───── Provided records ─────

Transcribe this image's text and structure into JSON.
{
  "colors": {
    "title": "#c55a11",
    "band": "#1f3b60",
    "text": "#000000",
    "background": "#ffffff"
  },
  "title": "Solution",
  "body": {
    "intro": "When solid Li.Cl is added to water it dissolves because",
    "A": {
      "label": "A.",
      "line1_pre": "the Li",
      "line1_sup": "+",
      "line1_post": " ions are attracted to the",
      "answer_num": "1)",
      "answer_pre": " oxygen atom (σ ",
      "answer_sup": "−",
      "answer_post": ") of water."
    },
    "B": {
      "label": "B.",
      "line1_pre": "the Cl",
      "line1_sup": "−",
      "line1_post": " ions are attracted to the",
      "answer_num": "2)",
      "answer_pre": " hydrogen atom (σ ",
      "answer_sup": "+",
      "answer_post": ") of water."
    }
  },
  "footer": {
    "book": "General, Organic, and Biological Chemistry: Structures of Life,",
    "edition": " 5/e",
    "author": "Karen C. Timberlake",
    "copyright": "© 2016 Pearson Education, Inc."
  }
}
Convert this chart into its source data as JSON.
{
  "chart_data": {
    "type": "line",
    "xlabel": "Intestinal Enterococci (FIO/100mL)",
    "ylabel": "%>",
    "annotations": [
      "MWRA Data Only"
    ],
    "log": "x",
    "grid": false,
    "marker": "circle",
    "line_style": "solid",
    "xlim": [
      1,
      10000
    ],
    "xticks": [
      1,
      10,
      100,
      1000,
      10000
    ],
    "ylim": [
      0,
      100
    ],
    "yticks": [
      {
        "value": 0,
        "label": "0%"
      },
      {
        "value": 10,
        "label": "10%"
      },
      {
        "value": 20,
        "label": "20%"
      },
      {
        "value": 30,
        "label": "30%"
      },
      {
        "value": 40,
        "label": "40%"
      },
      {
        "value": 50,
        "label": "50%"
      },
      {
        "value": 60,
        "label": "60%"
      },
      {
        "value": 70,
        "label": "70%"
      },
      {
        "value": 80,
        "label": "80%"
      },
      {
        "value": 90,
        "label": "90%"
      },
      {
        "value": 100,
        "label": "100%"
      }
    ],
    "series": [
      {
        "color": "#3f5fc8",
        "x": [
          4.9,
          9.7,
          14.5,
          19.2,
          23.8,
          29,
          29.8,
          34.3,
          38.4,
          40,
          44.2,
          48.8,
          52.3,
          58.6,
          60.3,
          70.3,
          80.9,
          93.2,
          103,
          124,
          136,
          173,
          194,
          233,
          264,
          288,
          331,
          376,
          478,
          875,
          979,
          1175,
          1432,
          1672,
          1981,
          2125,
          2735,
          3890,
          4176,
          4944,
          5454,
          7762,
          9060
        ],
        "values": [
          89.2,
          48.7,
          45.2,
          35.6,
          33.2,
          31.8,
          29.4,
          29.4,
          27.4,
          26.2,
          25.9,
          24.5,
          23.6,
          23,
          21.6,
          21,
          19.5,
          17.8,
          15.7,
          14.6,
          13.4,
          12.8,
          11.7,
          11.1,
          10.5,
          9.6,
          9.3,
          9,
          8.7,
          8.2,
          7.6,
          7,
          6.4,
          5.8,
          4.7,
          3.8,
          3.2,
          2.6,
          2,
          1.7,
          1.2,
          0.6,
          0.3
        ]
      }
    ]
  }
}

─────

◆ **Written request**
Report every line in the data above in which the word "atom" appears.

◆ **Result of the exercise**
      "answer_pre": " oxygen atom (σ ",
      "answer_pre": " hydrogen atom (σ ",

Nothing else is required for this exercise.